Items from a dataset
◆ ◆ ◆ ◆ ◆

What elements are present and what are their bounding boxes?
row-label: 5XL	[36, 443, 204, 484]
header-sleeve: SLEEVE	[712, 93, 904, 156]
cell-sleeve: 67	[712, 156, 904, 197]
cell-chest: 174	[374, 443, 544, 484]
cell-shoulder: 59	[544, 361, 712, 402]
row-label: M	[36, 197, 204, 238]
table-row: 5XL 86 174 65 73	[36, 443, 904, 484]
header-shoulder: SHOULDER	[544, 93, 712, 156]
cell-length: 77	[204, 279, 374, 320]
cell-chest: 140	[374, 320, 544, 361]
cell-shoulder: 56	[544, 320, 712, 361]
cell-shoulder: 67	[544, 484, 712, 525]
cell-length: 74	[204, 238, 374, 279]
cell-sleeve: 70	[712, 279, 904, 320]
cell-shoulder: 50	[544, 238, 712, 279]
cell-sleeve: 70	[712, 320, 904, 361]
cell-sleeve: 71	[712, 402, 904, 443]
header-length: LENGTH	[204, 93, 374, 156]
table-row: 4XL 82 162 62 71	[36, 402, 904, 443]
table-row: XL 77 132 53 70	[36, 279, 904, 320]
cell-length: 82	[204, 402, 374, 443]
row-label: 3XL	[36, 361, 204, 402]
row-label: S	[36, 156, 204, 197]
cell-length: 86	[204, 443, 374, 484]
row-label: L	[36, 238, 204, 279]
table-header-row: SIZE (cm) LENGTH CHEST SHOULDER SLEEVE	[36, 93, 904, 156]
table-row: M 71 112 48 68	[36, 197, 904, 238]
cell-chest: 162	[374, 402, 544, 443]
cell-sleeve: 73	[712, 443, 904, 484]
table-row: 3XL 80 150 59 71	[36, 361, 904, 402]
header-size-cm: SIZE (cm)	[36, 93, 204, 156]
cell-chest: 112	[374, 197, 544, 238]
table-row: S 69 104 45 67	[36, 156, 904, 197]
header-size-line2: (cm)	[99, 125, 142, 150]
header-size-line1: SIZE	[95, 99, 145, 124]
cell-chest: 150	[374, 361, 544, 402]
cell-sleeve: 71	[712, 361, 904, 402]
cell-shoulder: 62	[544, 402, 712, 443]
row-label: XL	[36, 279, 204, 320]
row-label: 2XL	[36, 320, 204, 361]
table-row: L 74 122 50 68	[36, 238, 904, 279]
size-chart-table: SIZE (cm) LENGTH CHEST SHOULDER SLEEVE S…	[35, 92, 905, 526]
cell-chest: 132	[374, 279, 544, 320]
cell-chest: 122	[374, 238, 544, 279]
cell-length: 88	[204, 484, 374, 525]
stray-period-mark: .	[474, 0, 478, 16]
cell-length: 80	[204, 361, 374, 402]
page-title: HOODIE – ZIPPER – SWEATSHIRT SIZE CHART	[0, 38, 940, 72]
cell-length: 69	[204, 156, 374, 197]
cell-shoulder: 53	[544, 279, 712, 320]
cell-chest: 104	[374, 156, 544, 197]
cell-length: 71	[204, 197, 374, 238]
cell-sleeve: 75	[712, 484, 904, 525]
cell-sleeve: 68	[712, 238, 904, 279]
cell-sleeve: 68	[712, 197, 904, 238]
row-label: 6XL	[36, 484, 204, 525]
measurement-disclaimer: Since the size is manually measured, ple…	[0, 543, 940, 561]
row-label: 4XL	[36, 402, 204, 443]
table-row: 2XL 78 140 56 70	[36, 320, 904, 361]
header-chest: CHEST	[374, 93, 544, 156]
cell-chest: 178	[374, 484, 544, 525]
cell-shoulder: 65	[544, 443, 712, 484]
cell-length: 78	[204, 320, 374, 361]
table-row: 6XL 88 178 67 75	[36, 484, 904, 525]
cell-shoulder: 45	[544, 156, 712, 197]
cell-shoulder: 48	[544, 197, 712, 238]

◆ ◆ ◆ ◆ ◆

- Aim -
Convert the rows above into a JSON list of strings with one string for each line, leaving out any blank lines.

- Worked solution -
[
  "What elements are present and what are their bounding boxes?",
  "row-label: 5XL\t[36, 443, 204, 484]",
  "header-sleeve: SLEEVE\t[712, 93, 904, 156]",
  "cell-sleeve: 67\t[712, 156, 904, 197]",
  "cell-chest: 174\t[374, 443, 544, 484]",
  "cell-shoulder: 59\t[544, 361, 712, 402]",
  "row-label: M\t[36, 197, 204, 238]",
  "table-row: 5XL 86 174 65 73\t[36, 443, 904, 484]",
  "header-shoulder: SHOULDER\t[544, 93, 712, 156]",
  "cell-length: 77\t[204, 279, 374, 320]",
  "cell-chest: 140\t[374, 320, 544, 361]",
  "cell-shoulder: 56\t[544, 320, 712, 361]",
  "cell-shoulder: 67\t[544, 484, 712, 525]",
  "cell-length: 74\t[204, 238, 374, 279]",
  "cell-sleeve: 70\t[712, 279, 904, 320]",
  "cell-shoulder: 50\t[544, 238, 712, 279]",
  "cell-sleeve: 70\t[712, 320, 904, 361]",
  "cell-sleeve: 71\t[712, 402, 904, 443]",
  "header-length: LENGTH\t[204, 93, 374, 156]",
  "table-row: 4XL 82 162 62 71\t[36, 402, 904, 443]",
  "table-row: XL 77 132 53 70\t[36, 279, 904, 320]",
  "cell-length: 82\t[204, 402, 374, 443]",
  "row-label: 3XL\t[36, 361, 204, 402]",
  "row-label: S\t[36, 156, 204, 197]",
  "cell-length: 86\t[204, 443, 374, 484]",
  "row-label: L\t[36, 238, 204, 279]",
  "table-header-row: SIZE (cm) LENGTH CHEST SHOULDER SLEEVE\t[36, 93, 904, 156]",
  "table-row: M 71 112 48 68\t[36, 197, 904, 238]",
  "cell-chest: 162\t[374, 402, 544, 443]",
  "cell-sleeve: 73\t[712, 443, 904, 484]",
  "table-row: 3XL 80 150 59 71\t[36, 361, 904, 402]",
  "header-size-cm: SIZE (cm)\t[36, 93, 204, 156]",
  "cell-chest: 112\t[374, 197, 544, 238]",
  "table-row: S 69 104 45 67\t[36, 156, 904, 197]",
  "header-size-line2: (cm)\t[99, 125, 142, 150]",
  "header-size-line1: SIZE\t[95, 99, 145, 124]",
  "cell-chest: 150\t[374, 361, 544, 402]",
  "cell-sleeve: 71\t[712, 361, 904, 402]",
  "cell-shoulder: 62\t[544, 402, 712, 443]",
  "row-label: XL\t[36, 279, 204, 320]",
  "row-label: 2XL\t[36, 320, 204, 361]",
  "table-row: L 74 122 50 68\t[36, 238, 904, 279]",
  "size-chart-table: SIZE (cm) LENGTH CHEST SHOULDER SLEEVE S…\t[35, 92, 905, 526]",
  "cell-chest: 132\t[374, 279, 544, 320]",
  "cell-chest: 122\t[374, 238, 544, 279]",
  "cell-length: 88\t[204, 484, 374, 525]",
  "stray-period-mark: .\t[474, 0, 478, 16]",
  "cell-length: 80\t[204, 361, 374, 402]",
  "page-title: HOODIE – ZIPPER – SWEATSHIRT SIZE CHART\t[0, 38, 940, 72]",
  "cell-length: 69\t[204, 156, 374, 197]",
  "cell-shoulder: 53\t[544, 279, 712, 320]",
  "cell-chest: 104\t[374, 156, 544, 197]",
  "cell-length: 71\t[204, 197, 374, 238]",
  "cell-sleeve: 75\t[712, 484, 904, 525]",
  "cell-sleeve: 68\t[712, 238, 904, 279]",
  "cell-sleeve: 68\t[712, 197, 904, 238]",
  "row-label: 6XL\t[36, 484, 204, 525]",
  "measurement-disclaimer: Since the size is manually measured, ple…\t[0, 543, 940, 561]",
  "row-label: 4XL\t[36, 402, 204, 443]",
  "table-row: 2XL 78 140 56 70\t[36, 320, 904, 361]",
  "header-chest: CHEST\t[374, 93, 544, 156]",
  "cell-chest: 178\t[374, 484, 544, 525]",
  "cell-shoulder: 65\t[544, 443, 712, 484]",
  "cell-length: 78\t[204, 320, 374, 361]",
  "table-row: 6XL 88 178 67 75\t[36, 484, 904, 525]",
  "cell-shoulder: 45\t[544, 156, 712, 197]",
  "cell-shoulder: 48\t[544, 197, 712, 238]"
]